## START RECORDS FOR PROCESSING

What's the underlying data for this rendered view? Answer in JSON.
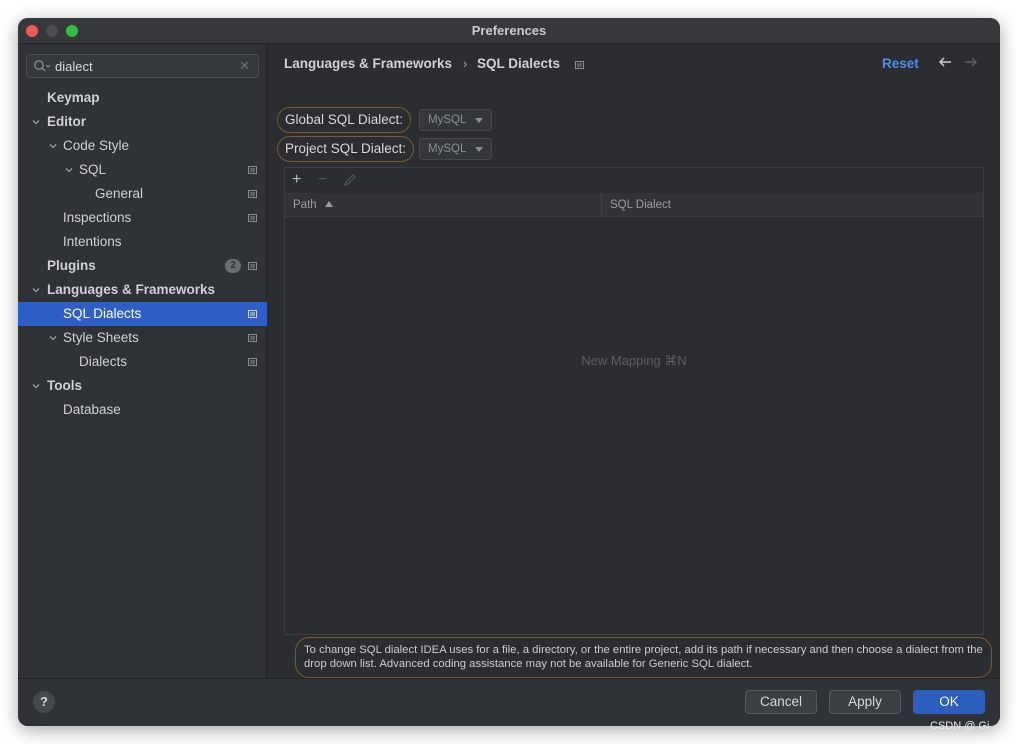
{
  "window": {
    "title": "Preferences"
  },
  "search": {
    "value": "dialect"
  },
  "tree": {
    "items": [
      {
        "label": "Keymap",
        "bold": true
      },
      {
        "label": "Editor",
        "bold": true
      },
      {
        "label": "Code Style"
      },
      {
        "label": "SQL"
      },
      {
        "label": "General"
      },
      {
        "label": "Inspections"
      },
      {
        "label": "Intentions"
      },
      {
        "label": "Plugins",
        "bold": true,
        "badge": "2"
      },
      {
        "label": "Languages & Frameworks",
        "bold": true
      },
      {
        "label": "SQL Dialects",
        "selected": true
      },
      {
        "label": "Style Sheets"
      },
      {
        "label": "Dialects"
      },
      {
        "label": "Tools",
        "bold": true
      },
      {
        "label": "Database"
      }
    ]
  },
  "breadcrumb": {
    "parent": "Languages & Frameworks",
    "separator": "›",
    "current": "SQL Dialects",
    "reset_label": "Reset"
  },
  "settings": {
    "global_label": "Global SQL Dialect:",
    "global_value": "MySQL",
    "project_label": "Project SQL Dialect:",
    "project_value": "MySQL"
  },
  "table": {
    "toolbar": {
      "add": "+",
      "remove": "−"
    },
    "columns": [
      "Path",
      "SQL Dialect"
    ],
    "empty_text": "New Mapping ⌘N"
  },
  "hint": {
    "text": "To change SQL dialect IDEA uses for a file, a directory, or the entire project, add its path if necessary and then choose a dialect from the drop down list. Advanced coding assistance may not be available for Generic SQL dialect."
  },
  "footer": {
    "help": "?",
    "cancel": "Cancel",
    "apply": "Apply",
    "ok": "OK"
  },
  "watermark": "CSDN @ Gi",
  "colors": {
    "accent": "#2e5fc7",
    "link": "#4a8ef0",
    "highlight_ring": "#7a5a33"
  }
}
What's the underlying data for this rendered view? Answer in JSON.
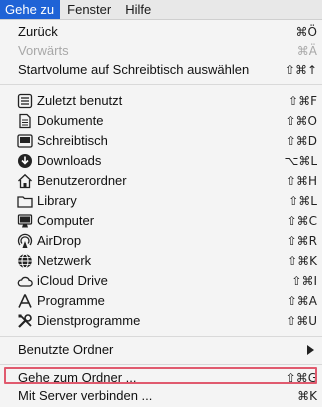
{
  "menubar": {
    "items": [
      "Gehe zu",
      "Fenster",
      "Hilfe"
    ],
    "active_index": 0
  },
  "menu": {
    "items": [
      {
        "label": "Zurück",
        "shortcut": "⌘Ö",
        "enabled": true
      },
      {
        "label": "Vorwärts",
        "shortcut": "⌘Ä",
        "enabled": false
      },
      {
        "label": "Startvolume auf Schreibtisch auswählen",
        "shortcut": "⇧⌘↑",
        "enabled": true
      },
      {
        "label": "Zuletzt benutzt",
        "shortcut": "⇧⌘F",
        "icon": "recents-icon",
        "enabled": true
      },
      {
        "label": "Dokumente",
        "shortcut": "⇧⌘O",
        "icon": "documents-icon",
        "enabled": true
      },
      {
        "label": "Schreibtisch",
        "shortcut": "⇧⌘D",
        "icon": "desktop-icon",
        "enabled": true
      },
      {
        "label": "Downloads",
        "shortcut": "⌥⌘L",
        "icon": "downloads-icon",
        "enabled": true
      },
      {
        "label": "Benutzerordner",
        "shortcut": "⇧⌘H",
        "icon": "home-icon",
        "enabled": true
      },
      {
        "label": "Library",
        "shortcut": "⇧⌘L",
        "icon": "library-icon",
        "enabled": true
      },
      {
        "label": "Computer",
        "shortcut": "⇧⌘C",
        "icon": "computer-icon",
        "enabled": true
      },
      {
        "label": "AirDrop",
        "shortcut": "⇧⌘R",
        "icon": "airdrop-icon",
        "enabled": true
      },
      {
        "label": "Netzwerk",
        "shortcut": "⇧⌘K",
        "icon": "network-icon",
        "enabled": true
      },
      {
        "label": "iCloud Drive",
        "shortcut": "⇧⌘I",
        "icon": "icloud-icon",
        "enabled": true
      },
      {
        "label": "Programme",
        "shortcut": "⇧⌘A",
        "icon": "applications-icon",
        "enabled": true
      },
      {
        "label": "Dienstprogramme",
        "shortcut": "⇧⌘U",
        "icon": "utilities-icon",
        "enabled": true
      },
      {
        "label": "Benutzte Ordner",
        "submenu": true,
        "enabled": true
      },
      {
        "label": "Gehe zum Ordner ...",
        "shortcut": "⇧⌘G",
        "enabled": true
      },
      {
        "label": "Mit Server verbinden ...",
        "shortcut": "⌘K",
        "enabled": true,
        "highlighted": true
      }
    ]
  },
  "colors": {
    "menubar_active": "#1f63d6",
    "highlight_border": "#e05a6e",
    "disabled_text": "#a8a8a8"
  }
}
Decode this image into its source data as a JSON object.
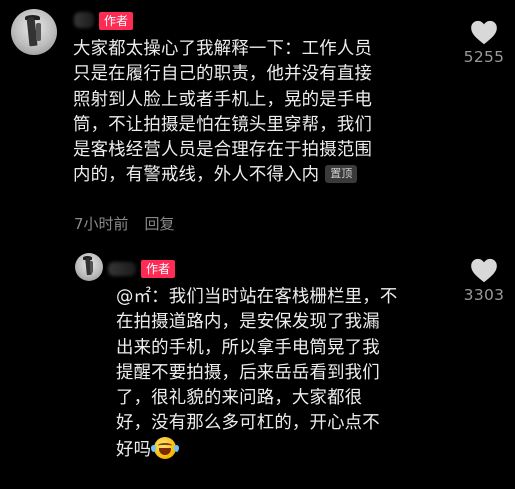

## END RECORDS FOR PROCESSING

* AIM OF THE EXERCISE *
Repeat the material above word for word, please, apart from its images.

* ANSWER *
What's the underlying data for this rendered view? Answer in JSON.
{
  "window": {
    "title": "Preferences"
  },
  "search": {
    "value": "dialect"
  },
  "tree": {
    "items": [
      {
        "label": "Keymap",
        "bold": true
      },
      {
        "label": "Editor",
        "bold": true
      },
      {
        "label": "Code Style"
      },
      {
        "label": "SQL"
      },
      {
        "label": "General"
      },
      {
        "label": "Inspections"
      },
      {
        "label": "Intentions"
      },
      {
        "label": "Plugins",
        "bold": true,
        "badge": "2"
      },
      {
        "label": "Languages & Frameworks",
        "bold": true
      },
      {
        "label": "SQL Dialects",
        "selected": true
      },
      {
        "label": "Style Sheets"
      },
      {
        "label": "Dialects"
      },
      {
        "label": "Tools",
        "bold": true
      },
      {
        "label": "Database"
      }
    ]
  },
  "breadcrumb": {
    "parent": "Languages & Frameworks",
    "separator": "›",
    "current": "SQL Dialects",
    "reset_label": "Reset"
  },
  "settings": {
    "global_label": "Global SQL Dialect:",
    "global_value": "MySQL",
    "project_label": "Project SQL Dialect:",
    "project_value": "MySQL"
  },
  "table": {
    "toolbar": {
      "add": "+",
      "remove": "−"
    },
    "columns": [
      "Path",
      "SQL Dialect"
    ],
    "empty_text": "New Mapping ⌘N"
  },
  "hint": {
    "text": "To change SQL dialect IDEA uses for a file, a directory, or the entire project, add its path if necessary and then choose a dialect from the drop down list. Advanced coding assistance may not be available for Generic SQL dialect."
  },
  "footer": {
    "help": "?",
    "cancel": "Cancel",
    "apply": "Apply",
    "ok": "OK"
  },
  "watermark": "CSDN @ Gi",
  "colors": {
    "accent": "#2e5fc7",
    "link": "#4a8ef0",
    "highlight_ring": "#7a5a33"
  }
}
What's the underlying data for this rendered view? Answer in JSON.
{
  "menubar": {
    "items": [
      "Gehe zu",
      "Fenster",
      "Hilfe"
    ],
    "active_index": 0
  },
  "menu": {
    "items": [
      {
        "label": "Zurück",
        "shortcut": "⌘Ö",
        "enabled": true
      },
      {
        "label": "Vorwärts",
        "shortcut": "⌘Ä",
        "enabled": false
      },
      {
        "label": "Startvolume auf Schreibtisch auswählen",
        "shortcut": "⇧⌘↑",
        "enabled": true
      },
      {
        "label": "Zuletzt benutzt",
        "shortcut": "⇧⌘F",
        "icon": "recents-icon",
        "enabled": true
      },
      {
        "label": "Dokumente",
        "shortcut": "⇧⌘O",
        "icon": "documents-icon",
        "enabled": true
      },
      {
        "label": "Schreibtisch",
        "shortcut": "⇧⌘D",
        "icon": "desktop-icon",
        "enabled": true
      },
      {
        "label": "Downloads",
        "shortcut": "⌥⌘L",
        "icon": "downloads-icon",
        "enabled": true
      },
      {
        "label": "Benutzerordner",
        "shortcut": "⇧⌘H",
        "icon": "home-icon",
        "enabled": true
      },
      {
        "label": "Library",
        "shortcut": "⇧⌘L",
        "icon": "library-icon",
        "enabled": true
      },
      {
        "label": "Computer",
        "shortcut": "⇧⌘C",
        "icon": "computer-icon",
        "enabled": true
      },
      {
        "label": "AirDrop",
        "shortcut": "⇧⌘R",
        "icon": "airdrop-icon",
        "enabled": true
      },
      {
        "label": "Netzwerk",
        "shortcut": "⇧⌘K",
        "icon": "network-icon",
        "enabled": true
      },
      {
        "label": "iCloud Drive",
        "shortcut": "⇧⌘I",
        "icon": "icloud-icon",
        "enabled": true
      },
      {
        "label": "Programme",
        "shortcut": "⇧⌘A",
        "icon": "applications-icon",
        "enabled": true
      },
      {
        "label": "Dienstprogramme",
        "shortcut": "⇧⌘U",
        "icon": "utilities-icon",
        "enabled": true
      },
      {
        "label": "Benutzte Ordner",
        "submenu": true,
        "enabled": true
      },
      {
        "label": "Gehe zum Ordner ...",
        "shortcut": "⇧⌘G",
        "enabled": true
      },
      {
        "label": "Mit Server verbinden ...",
        "shortcut": "⌘K",
        "enabled": true,
        "highlighted": true
      }
    ]
  },
  "colors": {
    "menubar_active": "#1f63d6",
    "highlight_border": "#e05a6e",
    "disabled_text": "#a8a8a8"
  }
}
Decode this image into its source data as a JSON object.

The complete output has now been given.